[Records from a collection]
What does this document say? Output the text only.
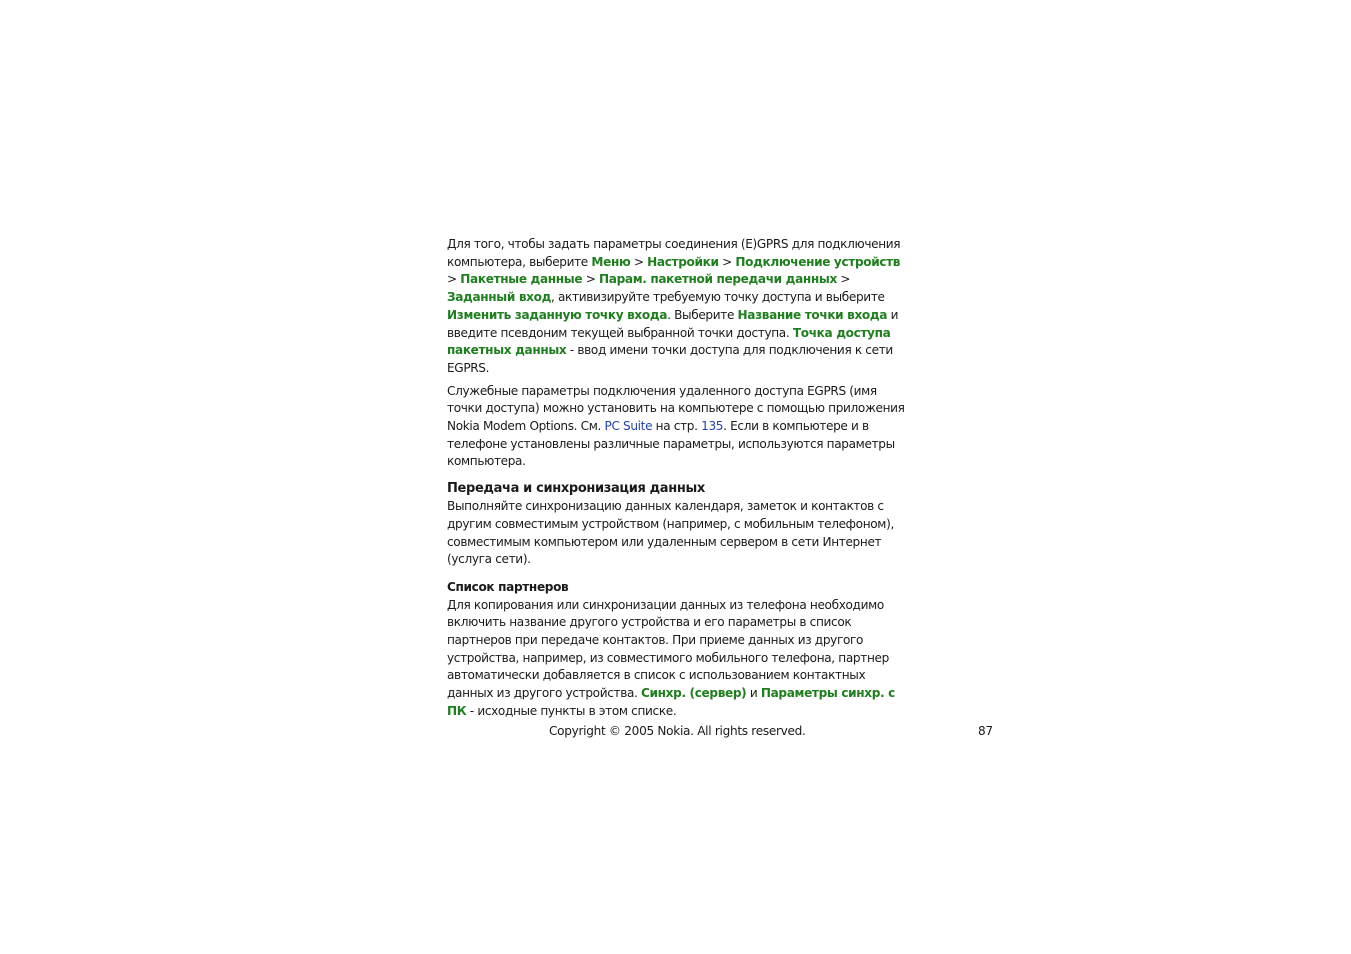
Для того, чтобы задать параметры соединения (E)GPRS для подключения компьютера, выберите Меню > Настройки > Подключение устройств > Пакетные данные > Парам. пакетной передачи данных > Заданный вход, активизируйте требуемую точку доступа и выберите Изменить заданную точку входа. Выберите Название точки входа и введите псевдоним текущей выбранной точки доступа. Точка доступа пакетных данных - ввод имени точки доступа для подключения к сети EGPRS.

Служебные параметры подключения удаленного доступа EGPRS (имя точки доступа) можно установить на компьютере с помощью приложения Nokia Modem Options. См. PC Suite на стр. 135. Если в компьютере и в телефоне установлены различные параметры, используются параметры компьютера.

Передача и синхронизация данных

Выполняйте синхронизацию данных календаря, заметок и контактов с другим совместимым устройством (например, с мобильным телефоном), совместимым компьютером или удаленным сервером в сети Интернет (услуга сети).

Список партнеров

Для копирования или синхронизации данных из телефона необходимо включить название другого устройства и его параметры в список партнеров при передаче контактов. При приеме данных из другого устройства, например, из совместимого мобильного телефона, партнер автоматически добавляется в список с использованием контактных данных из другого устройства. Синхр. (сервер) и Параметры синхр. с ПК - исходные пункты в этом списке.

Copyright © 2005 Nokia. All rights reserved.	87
==
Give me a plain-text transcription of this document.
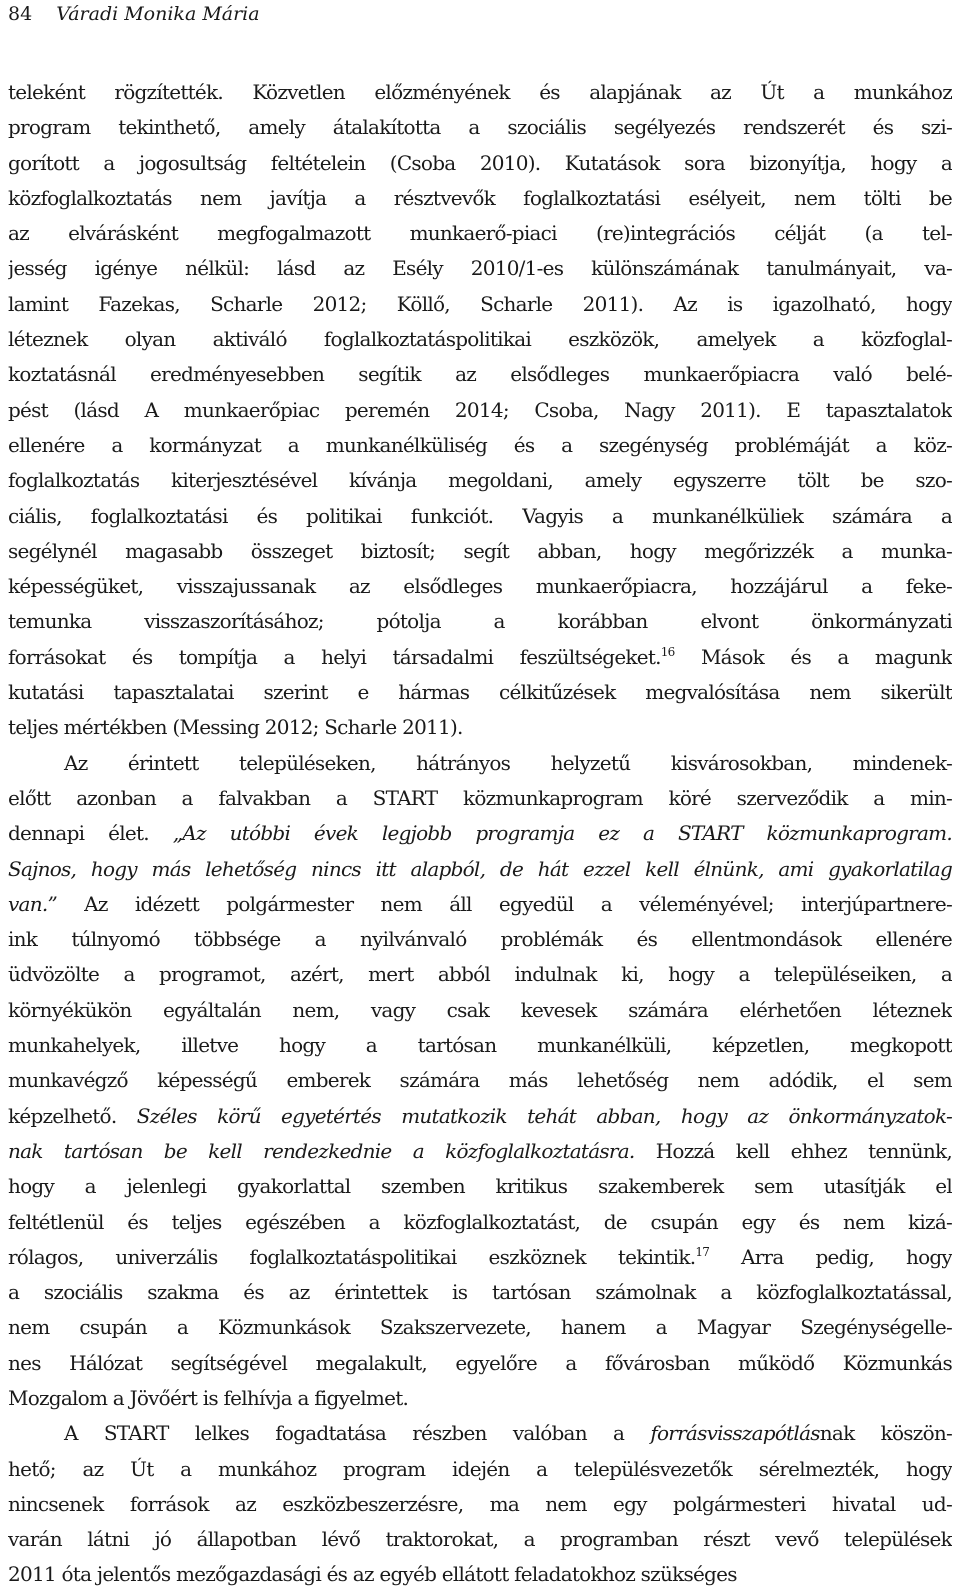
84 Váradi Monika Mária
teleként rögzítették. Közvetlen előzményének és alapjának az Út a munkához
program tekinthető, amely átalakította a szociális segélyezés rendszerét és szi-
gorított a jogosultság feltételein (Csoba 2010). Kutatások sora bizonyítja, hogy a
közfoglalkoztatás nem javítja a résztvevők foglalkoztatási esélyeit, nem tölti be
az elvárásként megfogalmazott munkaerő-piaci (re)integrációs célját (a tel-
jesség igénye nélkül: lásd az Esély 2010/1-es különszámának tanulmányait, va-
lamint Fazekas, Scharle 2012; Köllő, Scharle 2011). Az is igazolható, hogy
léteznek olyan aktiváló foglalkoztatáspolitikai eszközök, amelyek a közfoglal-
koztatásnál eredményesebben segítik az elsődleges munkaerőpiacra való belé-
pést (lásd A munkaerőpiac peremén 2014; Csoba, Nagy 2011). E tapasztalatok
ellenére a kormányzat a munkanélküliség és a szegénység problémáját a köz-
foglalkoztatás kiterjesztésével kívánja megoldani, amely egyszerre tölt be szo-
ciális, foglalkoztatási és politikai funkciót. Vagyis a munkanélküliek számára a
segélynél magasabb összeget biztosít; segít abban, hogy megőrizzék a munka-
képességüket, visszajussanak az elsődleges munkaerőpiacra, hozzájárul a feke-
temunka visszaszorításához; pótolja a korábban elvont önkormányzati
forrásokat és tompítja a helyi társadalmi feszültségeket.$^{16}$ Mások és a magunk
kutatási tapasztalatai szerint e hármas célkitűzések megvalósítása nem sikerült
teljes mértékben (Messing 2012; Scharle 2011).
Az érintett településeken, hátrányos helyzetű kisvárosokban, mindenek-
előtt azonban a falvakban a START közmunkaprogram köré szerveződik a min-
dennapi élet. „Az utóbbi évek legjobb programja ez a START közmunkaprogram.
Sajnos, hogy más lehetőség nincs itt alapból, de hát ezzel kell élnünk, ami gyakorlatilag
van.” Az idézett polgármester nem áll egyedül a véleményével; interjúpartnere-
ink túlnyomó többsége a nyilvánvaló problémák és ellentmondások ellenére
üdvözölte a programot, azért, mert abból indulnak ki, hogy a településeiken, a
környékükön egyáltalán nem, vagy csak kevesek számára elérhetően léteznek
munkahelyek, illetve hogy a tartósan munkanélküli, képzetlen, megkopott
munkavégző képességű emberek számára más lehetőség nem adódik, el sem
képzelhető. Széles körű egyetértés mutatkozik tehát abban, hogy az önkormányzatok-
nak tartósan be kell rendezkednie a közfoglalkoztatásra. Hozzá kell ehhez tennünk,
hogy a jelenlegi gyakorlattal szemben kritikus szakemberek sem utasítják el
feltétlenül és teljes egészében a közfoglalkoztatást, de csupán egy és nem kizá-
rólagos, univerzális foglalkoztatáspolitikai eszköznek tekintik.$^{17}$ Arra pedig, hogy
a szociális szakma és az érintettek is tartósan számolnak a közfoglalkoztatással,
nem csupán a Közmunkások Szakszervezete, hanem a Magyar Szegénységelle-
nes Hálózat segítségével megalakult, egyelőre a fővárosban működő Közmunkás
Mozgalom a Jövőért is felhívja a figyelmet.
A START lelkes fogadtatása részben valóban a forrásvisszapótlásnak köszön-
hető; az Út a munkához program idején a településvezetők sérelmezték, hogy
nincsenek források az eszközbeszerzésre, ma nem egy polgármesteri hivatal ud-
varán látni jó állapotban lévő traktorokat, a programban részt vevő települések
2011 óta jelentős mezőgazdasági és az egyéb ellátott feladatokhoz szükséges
--
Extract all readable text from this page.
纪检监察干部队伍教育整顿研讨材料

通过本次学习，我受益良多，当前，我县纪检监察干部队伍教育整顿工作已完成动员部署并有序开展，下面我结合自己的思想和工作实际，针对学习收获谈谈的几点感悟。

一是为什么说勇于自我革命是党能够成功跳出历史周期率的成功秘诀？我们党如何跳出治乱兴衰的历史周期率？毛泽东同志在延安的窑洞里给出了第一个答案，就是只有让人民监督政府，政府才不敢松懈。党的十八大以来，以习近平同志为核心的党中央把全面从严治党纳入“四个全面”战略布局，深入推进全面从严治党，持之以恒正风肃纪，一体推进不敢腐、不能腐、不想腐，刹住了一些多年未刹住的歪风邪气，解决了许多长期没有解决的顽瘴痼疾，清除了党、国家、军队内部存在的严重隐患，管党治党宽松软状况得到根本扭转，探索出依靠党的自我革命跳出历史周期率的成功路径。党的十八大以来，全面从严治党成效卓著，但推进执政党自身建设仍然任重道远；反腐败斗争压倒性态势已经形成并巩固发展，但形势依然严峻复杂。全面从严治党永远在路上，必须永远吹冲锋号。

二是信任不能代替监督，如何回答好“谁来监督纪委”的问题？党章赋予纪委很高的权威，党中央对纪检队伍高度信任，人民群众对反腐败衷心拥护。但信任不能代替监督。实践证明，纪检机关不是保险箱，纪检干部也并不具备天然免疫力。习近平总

*What to produce*
Extract all lines from the material above that include the word "Csoba".

*Result*
gorított a jogosultság feltételein (Csoba 2010). Kutatások sora bizonyítja, hogy a
pést (lásd A munkaerőpiac peremén 2014; Csoba, Nagy 2011). E tapasztalatok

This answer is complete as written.